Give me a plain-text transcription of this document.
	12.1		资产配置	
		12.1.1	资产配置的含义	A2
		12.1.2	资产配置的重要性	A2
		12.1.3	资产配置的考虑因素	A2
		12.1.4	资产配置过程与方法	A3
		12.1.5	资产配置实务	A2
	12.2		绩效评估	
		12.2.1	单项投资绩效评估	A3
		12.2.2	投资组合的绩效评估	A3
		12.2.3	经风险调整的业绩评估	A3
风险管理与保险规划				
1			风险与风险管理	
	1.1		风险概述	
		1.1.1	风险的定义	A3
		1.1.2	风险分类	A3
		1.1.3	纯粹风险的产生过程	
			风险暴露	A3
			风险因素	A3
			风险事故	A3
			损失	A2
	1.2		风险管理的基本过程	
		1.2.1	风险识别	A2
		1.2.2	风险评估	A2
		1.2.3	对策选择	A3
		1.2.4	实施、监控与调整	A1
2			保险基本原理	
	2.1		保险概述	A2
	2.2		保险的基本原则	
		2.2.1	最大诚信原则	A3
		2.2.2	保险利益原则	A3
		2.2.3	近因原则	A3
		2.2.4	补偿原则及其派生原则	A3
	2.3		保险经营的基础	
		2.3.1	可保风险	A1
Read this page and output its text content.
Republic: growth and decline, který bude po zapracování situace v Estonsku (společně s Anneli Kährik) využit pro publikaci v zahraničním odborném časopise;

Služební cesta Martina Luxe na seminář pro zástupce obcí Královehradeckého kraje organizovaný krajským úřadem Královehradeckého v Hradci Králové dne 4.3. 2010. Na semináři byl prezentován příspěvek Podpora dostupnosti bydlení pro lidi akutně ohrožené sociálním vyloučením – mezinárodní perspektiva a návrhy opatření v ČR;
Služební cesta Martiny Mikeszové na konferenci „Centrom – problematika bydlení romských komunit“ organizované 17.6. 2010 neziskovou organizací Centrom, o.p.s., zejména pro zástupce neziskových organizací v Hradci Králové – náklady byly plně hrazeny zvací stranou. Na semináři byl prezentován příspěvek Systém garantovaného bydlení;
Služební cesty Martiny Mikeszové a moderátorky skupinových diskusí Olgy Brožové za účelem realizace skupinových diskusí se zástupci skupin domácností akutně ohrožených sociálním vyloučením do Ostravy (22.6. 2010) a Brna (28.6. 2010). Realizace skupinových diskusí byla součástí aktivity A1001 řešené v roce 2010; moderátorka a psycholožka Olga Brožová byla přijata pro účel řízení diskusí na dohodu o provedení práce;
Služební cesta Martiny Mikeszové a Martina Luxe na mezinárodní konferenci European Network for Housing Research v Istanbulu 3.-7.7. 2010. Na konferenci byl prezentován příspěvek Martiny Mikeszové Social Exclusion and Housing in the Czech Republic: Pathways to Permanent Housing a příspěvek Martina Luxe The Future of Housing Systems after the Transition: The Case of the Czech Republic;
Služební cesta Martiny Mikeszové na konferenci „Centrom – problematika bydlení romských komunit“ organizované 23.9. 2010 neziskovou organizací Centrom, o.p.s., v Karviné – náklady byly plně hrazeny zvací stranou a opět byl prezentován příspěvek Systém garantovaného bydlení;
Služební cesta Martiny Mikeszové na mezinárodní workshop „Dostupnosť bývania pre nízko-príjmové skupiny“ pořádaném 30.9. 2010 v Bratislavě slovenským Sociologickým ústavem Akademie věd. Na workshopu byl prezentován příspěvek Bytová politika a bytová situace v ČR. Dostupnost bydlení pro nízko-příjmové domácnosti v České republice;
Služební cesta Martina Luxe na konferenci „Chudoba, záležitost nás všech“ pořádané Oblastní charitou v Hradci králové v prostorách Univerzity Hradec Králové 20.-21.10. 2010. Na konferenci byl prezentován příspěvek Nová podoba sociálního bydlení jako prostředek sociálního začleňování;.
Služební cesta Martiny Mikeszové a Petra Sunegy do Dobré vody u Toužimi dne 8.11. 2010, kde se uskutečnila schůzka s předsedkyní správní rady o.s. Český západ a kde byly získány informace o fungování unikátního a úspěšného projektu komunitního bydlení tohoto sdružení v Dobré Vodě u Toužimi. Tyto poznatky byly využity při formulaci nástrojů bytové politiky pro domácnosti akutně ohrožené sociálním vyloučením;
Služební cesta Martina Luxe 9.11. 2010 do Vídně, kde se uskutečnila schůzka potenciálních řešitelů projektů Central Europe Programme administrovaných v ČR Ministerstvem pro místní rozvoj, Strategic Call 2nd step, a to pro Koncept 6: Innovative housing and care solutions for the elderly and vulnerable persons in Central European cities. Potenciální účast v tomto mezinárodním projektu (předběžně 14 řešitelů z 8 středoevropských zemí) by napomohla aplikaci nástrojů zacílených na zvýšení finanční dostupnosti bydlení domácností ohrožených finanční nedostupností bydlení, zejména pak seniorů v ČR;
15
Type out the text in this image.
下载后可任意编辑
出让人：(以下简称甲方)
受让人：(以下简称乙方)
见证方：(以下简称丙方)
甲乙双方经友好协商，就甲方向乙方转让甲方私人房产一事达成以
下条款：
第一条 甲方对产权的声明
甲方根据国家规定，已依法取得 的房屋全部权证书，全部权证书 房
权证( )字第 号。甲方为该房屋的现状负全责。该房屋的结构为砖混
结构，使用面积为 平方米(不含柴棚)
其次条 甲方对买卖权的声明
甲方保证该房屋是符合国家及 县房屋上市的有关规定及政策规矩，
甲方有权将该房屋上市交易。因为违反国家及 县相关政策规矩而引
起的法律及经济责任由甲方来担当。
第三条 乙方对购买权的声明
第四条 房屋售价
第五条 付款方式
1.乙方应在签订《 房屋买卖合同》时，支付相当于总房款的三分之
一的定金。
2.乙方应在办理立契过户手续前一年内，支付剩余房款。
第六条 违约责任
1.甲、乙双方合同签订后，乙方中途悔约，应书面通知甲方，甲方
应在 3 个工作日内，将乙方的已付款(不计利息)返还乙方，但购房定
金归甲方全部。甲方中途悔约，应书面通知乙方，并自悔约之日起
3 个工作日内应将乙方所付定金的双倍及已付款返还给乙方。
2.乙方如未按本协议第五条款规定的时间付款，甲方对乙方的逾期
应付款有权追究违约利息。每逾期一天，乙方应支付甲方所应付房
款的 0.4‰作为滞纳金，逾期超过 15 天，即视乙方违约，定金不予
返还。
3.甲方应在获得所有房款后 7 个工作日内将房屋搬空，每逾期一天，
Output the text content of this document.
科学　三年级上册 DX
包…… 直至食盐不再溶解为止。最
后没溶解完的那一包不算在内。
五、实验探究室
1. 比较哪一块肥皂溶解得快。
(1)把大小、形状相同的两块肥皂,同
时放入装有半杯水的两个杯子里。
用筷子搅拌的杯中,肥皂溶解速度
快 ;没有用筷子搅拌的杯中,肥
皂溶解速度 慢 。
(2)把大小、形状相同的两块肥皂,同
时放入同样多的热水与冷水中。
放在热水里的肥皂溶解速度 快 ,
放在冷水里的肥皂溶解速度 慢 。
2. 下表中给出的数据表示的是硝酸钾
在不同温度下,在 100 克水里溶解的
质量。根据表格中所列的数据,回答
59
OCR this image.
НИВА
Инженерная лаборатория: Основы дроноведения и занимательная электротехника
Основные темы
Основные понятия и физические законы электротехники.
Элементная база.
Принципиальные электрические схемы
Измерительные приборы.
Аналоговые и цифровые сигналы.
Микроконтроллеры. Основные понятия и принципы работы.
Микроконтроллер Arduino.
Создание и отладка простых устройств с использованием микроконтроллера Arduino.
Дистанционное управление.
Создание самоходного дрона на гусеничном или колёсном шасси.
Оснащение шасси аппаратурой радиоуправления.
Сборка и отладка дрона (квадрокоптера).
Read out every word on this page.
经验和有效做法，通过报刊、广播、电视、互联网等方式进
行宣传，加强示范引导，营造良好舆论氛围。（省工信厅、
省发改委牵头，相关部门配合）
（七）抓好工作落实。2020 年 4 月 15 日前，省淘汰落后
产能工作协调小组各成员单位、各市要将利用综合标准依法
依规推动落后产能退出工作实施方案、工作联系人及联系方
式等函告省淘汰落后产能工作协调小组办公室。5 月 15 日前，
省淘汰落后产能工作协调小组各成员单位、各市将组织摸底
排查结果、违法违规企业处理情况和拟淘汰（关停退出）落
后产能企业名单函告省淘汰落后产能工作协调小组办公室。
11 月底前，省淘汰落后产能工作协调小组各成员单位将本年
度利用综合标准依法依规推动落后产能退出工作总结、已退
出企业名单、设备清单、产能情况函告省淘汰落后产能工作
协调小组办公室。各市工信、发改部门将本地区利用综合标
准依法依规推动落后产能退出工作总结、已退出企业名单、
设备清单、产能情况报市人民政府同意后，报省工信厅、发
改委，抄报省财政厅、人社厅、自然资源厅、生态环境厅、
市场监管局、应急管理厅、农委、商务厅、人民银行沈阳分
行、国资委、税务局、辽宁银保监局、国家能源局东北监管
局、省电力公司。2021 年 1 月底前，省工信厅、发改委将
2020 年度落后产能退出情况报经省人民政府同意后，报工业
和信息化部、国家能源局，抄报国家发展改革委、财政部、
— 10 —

WHAT NEEDS TO BE DONE: Read through the entries and copy each line in which "设备清单" appears.

REPLY:
出企业名单、设备清单、产能情况函告省淘汰落后产能工作
设备清单、产能情况报市人民政府同意后，报省工信厅、发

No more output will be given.